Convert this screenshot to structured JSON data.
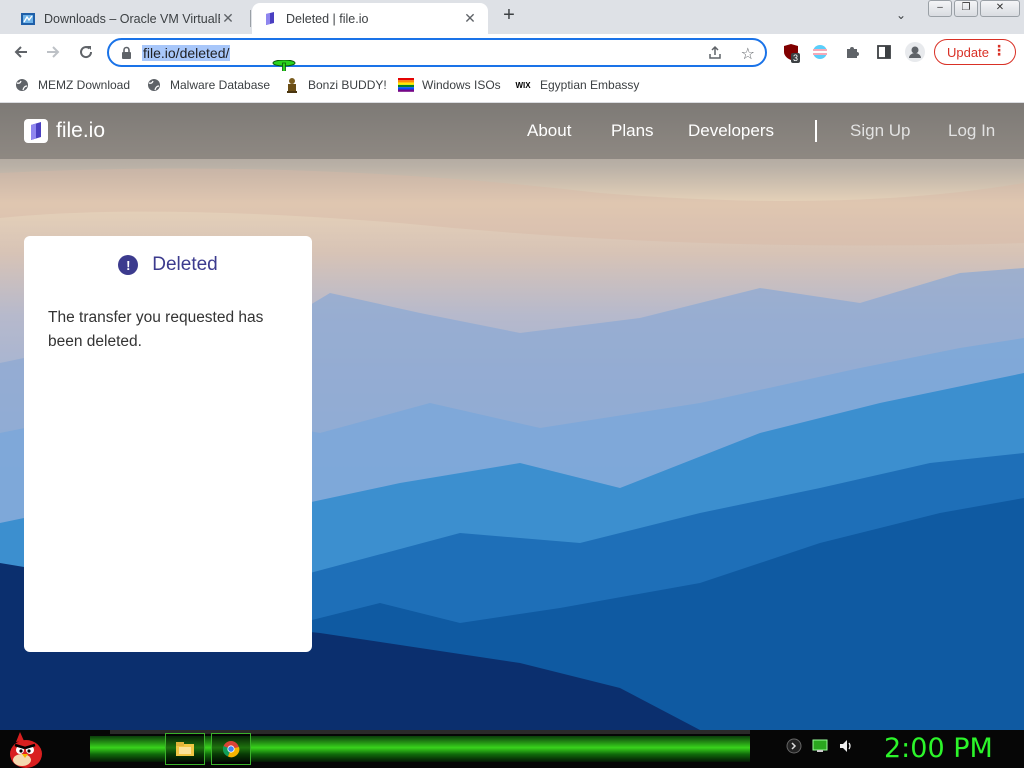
{
  "browser": {
    "tabs": [
      {
        "title": "Downloads – Oracle VM VirtualB",
        "active": false,
        "favicon": "virtualbox-icon"
      },
      {
        "title": "Deleted | file.io",
        "active": true,
        "favicon": "fileio-icon"
      }
    ],
    "new_tab_symbol": "+",
    "tab_menu_symbol": "⌄",
    "window_controls": [
      "–",
      "❐",
      "✕"
    ],
    "address": "file.io/deleted/",
    "extension_badge": "3",
    "update_label": "Update",
    "menu_symbol": "⋮"
  },
  "bookmarks": [
    {
      "label": "MEMZ Download",
      "icon": "globe-icon"
    },
    {
      "label": "Malware Database",
      "icon": "globe-icon"
    },
    {
      "label": "Bonzi BUDDY!",
      "icon": "bonzi-icon"
    },
    {
      "label": "Windows ISOs",
      "icon": "windows-flag-icon"
    },
    {
      "label": "Egyptian Embassy",
      "icon": "wix-icon"
    }
  ],
  "site": {
    "logo_text": "file.io",
    "nav": [
      "About",
      "Plans",
      "Developers"
    ],
    "auth": [
      "Sign Up",
      "Log In"
    ],
    "card": {
      "alert_symbol": "!",
      "title": "Deleted",
      "message": "The transfer you requested has been deleted."
    }
  },
  "taskbar": {
    "clock": "2:00 PM",
    "wix_label": "WIX"
  },
  "colors": {
    "accent": "#1a73e8",
    "card_title": "#3c3b8e",
    "update": "#d93025",
    "clock": "#2cf52a"
  }
}
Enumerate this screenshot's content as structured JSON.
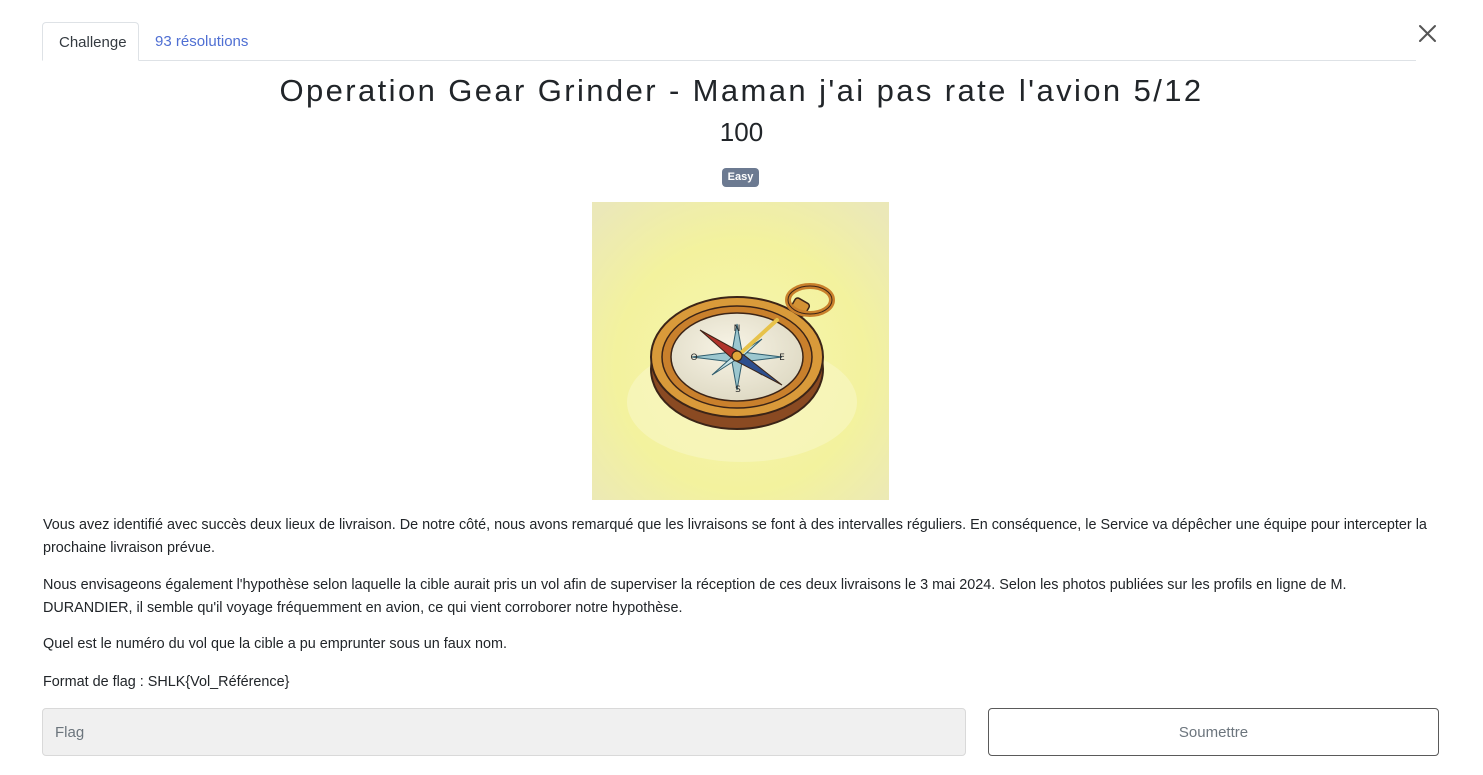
{
  "tabs": [
    {
      "label": "Challenge",
      "active": true
    },
    {
      "label": "93 résolutions",
      "active": false
    }
  ],
  "challenge": {
    "title": "Operation Gear Grinder - Maman j'ai pas rate l'avion 5/12",
    "points": "100",
    "difficulty": "Easy",
    "image_icon": "compass-illustration",
    "description": [
      "Vous avez identifié avec succès deux lieux de livraison. De notre côté, nous avons remarqué que les livraisons se font à des intervalles réguliers. En conséquence, le Service va dépêcher une équipe pour intercepter la prochaine livraison prévue.",
      "Nous envisageons également l'hypothèse selon laquelle la cible aurait pris un vol afin de superviser la réception de ces deux livraisons le 3 mai 2024. Selon les photos publiées sur les profils en ligne de M. DURANDIER, il semble qu'il voyage fréquemment en avion, ce qui vient corroborer notre hypothèse.",
      "Quel est le numéro du vol que la cible a pu emprunter sous un faux nom.",
      "Format de flag : SHLK{Vol_Référence}"
    ]
  },
  "form": {
    "flag_placeholder": "Flag",
    "flag_value": "",
    "submit_label": "Soumettre"
  },
  "icons": {
    "close": "close-icon"
  },
  "colors": {
    "link": "#4f6fd3",
    "badge": "#6c7a91",
    "input_bg": "#f0f0f0"
  }
}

________________________________________

_Directive:_ In the records above, collect each line with "livraisons".

_The completed task:_
      "Vous avez identifié avec succès deux lieux de livraison. De notre côté, nous avons remarqué que les livraisons se font à des intervalles réguliers. En conséquence, le Service va dépêcher une équipe pour intercepter la prochaine livraison prévue.",
      "Nous envisageons également l'hypothèse selon laquelle la cible aurait pris un vol afin de superviser la réception de ces deux livraisons le 3 mai 2024. Selon les photos publiées sur les profils en ligne de M. DURANDIER, il semble qu'il voyage fréquemment en avion, ce qui vient corroborer notre hypothèse.",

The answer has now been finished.